→ Tasks and exercises
**a)** From the text on grey water in urban slums, copy word for word the part that begins at the words "By Ogwal Paul, Re!gnite" and stops after the words "in sanitation provisions.".
**b)** Translate this sentence from the text on grey water in urban slums into Spanish: "The area experiences two dry season periods from January to March, and from June to August."

By Ogwal Paul, Re!gnite Africa Youth Leader
The growth of slums in urban areas in developing countries causes sanitation challenges for the urban authorities. The main challenges are related to the collection as well as treatment of excreta, solid waste and wastewater for the protection of human health and the environment. Fecal sludge management has traditionally been considered the main issue concerning improvement of sanitary conditions in urban slums because excreta are the source of many pathogens. In contrast, the grey water streams that account for the largest volume of wastewater generated in non-sewered urban slums have so far not been prioritized in sanitation provisions.
Greywater is the wastewater produced from baths, showers, clothes washers, and lavatory sinks; this is about 50-80% of the household water consumption which goes directly down the drain. The wastewater flushed by toilets, kitchen sink, and dishwasher drains, is called black water.
A recent study was carried out in Bwaise III slum in Kampala city (Uganda) during the period of January–April 2010 and May–August 2012. It is a typical slum area located in a reclaimed wetland (32_ 340E and 0_ 210N) and is drained by two major open storm water channels into which tertiary drains discharge grey water and storm water. The area experiences two dry season periods from January to March, and from June to August. Even though there is an extensive coverage of piped water supply infrastructure in this area by NWSC, residents in the area do not necessarily access clean potable water because they cannot afford to pay. They resort to shallow ground water sources in the form of springs that are contaminated. The area is not sewered, and the majority of residents use on-site sanitation in the form of elevated pit latrines.There is no wastewater management system in place, therefore grey water is not properly managed.
The quality and quantity of grey water are influenced by the high population density, unplanned low-cost housing units with limited accessibility, income level, cultural norms and type of cleaning detergents used.Grey water discharge results in both short-term and long-term effects on the environment and human health. Soil and ground water pollution and damage to crops are caused by high concentrations of chemicals such as boron, sodium or surfactants, some of which may not be biodegradable.

→ Source material
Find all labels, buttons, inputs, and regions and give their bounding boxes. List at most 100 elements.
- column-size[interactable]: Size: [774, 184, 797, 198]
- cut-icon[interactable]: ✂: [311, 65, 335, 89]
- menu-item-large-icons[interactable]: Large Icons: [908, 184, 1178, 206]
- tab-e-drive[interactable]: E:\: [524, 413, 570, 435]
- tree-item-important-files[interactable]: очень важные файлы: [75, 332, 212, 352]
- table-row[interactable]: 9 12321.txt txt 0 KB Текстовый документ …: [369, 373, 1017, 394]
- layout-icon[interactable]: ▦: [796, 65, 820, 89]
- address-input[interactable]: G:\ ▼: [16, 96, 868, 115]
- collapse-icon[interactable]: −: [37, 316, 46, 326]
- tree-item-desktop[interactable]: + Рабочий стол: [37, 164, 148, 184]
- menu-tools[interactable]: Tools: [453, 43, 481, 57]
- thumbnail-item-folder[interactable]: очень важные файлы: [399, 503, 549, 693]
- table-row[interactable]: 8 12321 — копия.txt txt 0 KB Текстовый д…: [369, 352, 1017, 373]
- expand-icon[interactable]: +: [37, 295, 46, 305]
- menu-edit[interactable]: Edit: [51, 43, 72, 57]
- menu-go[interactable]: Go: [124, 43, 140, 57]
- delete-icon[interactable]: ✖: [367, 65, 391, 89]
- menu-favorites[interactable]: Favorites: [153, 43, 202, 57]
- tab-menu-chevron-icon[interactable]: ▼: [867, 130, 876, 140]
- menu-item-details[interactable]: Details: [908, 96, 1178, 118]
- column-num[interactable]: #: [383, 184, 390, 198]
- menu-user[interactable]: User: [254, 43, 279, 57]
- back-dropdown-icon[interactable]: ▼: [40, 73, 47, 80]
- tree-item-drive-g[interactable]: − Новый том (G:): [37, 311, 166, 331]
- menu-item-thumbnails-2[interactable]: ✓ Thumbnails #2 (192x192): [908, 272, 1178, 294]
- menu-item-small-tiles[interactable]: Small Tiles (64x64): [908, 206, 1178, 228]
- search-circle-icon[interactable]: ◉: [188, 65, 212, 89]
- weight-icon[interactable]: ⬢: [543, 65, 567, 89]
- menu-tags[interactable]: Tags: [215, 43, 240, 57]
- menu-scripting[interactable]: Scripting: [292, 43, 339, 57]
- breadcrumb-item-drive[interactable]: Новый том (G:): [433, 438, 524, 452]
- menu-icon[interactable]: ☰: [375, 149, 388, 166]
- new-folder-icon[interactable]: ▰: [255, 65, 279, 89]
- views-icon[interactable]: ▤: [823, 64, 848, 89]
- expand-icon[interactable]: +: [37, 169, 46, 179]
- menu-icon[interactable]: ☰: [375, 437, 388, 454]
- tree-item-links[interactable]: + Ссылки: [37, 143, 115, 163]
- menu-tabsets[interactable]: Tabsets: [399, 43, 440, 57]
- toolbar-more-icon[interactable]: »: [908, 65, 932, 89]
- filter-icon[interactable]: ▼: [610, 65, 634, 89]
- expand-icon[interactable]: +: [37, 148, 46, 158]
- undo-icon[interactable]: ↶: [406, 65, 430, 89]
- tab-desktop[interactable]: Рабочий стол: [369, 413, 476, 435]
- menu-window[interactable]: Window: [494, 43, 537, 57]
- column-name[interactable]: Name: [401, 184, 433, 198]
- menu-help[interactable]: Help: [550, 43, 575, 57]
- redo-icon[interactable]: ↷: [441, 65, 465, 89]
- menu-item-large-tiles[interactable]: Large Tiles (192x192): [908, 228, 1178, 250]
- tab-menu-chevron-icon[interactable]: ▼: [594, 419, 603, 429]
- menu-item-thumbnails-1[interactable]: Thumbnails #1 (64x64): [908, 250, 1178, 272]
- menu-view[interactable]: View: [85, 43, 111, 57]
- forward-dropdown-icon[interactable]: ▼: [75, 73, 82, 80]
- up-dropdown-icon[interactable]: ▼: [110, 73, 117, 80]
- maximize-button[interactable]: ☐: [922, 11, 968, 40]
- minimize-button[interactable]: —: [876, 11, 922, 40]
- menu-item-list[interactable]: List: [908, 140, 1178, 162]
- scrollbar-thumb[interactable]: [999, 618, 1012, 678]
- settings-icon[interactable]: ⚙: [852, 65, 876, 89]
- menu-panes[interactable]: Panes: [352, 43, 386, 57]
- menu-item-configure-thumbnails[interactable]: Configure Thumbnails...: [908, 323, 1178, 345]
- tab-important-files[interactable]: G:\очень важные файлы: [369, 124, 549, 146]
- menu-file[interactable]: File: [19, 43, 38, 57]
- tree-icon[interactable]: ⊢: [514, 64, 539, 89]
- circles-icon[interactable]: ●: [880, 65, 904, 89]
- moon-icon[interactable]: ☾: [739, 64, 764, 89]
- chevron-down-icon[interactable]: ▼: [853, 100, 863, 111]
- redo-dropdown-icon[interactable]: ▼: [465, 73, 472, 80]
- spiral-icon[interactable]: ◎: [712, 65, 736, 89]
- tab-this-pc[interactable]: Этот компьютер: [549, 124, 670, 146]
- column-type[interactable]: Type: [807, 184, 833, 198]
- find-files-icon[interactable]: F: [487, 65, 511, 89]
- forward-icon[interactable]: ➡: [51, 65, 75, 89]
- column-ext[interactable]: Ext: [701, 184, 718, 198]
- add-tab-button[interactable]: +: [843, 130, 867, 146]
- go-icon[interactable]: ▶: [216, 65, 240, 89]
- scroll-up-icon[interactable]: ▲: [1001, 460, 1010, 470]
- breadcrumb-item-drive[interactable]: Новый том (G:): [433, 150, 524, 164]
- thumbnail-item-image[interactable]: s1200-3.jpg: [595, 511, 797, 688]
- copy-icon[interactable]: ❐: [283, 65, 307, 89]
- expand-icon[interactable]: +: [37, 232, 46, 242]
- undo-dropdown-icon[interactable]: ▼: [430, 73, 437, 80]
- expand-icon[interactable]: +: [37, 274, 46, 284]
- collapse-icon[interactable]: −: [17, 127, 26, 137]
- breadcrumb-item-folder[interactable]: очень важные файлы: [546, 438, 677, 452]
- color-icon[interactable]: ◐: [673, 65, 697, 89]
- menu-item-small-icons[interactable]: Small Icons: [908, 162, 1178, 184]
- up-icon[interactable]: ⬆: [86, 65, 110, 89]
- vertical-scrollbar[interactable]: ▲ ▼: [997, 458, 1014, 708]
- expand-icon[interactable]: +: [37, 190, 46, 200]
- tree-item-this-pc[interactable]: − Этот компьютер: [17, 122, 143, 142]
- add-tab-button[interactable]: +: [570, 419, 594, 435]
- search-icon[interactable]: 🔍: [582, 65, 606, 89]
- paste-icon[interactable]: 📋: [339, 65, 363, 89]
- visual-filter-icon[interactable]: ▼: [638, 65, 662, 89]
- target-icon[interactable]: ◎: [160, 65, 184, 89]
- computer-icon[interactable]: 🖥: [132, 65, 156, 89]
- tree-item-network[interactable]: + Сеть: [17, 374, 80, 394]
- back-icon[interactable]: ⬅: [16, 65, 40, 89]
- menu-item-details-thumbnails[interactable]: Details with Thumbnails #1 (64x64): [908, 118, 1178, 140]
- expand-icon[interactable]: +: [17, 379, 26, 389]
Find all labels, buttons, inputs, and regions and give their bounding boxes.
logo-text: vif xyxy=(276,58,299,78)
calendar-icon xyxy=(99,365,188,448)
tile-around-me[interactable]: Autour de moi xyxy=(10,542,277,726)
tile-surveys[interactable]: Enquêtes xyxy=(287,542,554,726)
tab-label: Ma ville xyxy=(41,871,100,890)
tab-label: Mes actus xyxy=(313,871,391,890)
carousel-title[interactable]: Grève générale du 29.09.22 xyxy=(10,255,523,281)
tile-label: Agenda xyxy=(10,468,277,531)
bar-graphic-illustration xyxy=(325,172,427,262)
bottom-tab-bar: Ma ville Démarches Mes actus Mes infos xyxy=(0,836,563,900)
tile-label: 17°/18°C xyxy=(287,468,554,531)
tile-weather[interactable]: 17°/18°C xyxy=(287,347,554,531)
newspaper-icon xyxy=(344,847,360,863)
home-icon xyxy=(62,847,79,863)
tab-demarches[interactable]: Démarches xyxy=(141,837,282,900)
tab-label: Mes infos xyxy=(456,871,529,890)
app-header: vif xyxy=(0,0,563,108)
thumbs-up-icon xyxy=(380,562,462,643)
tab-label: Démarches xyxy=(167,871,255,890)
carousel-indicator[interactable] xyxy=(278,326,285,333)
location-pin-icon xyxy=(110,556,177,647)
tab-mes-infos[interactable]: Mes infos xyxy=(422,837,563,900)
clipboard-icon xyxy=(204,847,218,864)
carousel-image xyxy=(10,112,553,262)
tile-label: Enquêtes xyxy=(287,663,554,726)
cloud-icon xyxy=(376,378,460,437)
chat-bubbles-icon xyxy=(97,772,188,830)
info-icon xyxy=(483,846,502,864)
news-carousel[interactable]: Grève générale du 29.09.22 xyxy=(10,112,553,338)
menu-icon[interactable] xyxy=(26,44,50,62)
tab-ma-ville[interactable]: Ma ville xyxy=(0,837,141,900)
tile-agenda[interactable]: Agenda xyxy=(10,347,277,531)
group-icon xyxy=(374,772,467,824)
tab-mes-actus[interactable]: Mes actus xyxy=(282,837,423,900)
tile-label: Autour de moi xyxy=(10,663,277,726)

→ Results for the exercise
**a)**
By Ogwal Paul, Re!gnite Africa Youth Leader
The growth of slums in urban areas in developing countries causes sanitation challenges for the urban authorities. The main challenges are related to the collection as well as treatment of excreta, solid waste and wastewater for the protection of human health and the environment. Fecal sludge management has traditionally been considered the main issue concerning improvement of sanitary conditions in urban slums because excreta are the source of many pathogens. In contrast, the grey water streams that account for the largest volume of wastewater generated in non-sewered urban slums have so far not been prioritized in sanitation provisions.

**b)** La zona tiene dos períodos de estación seca, de enero a marzo y de junio a agosto.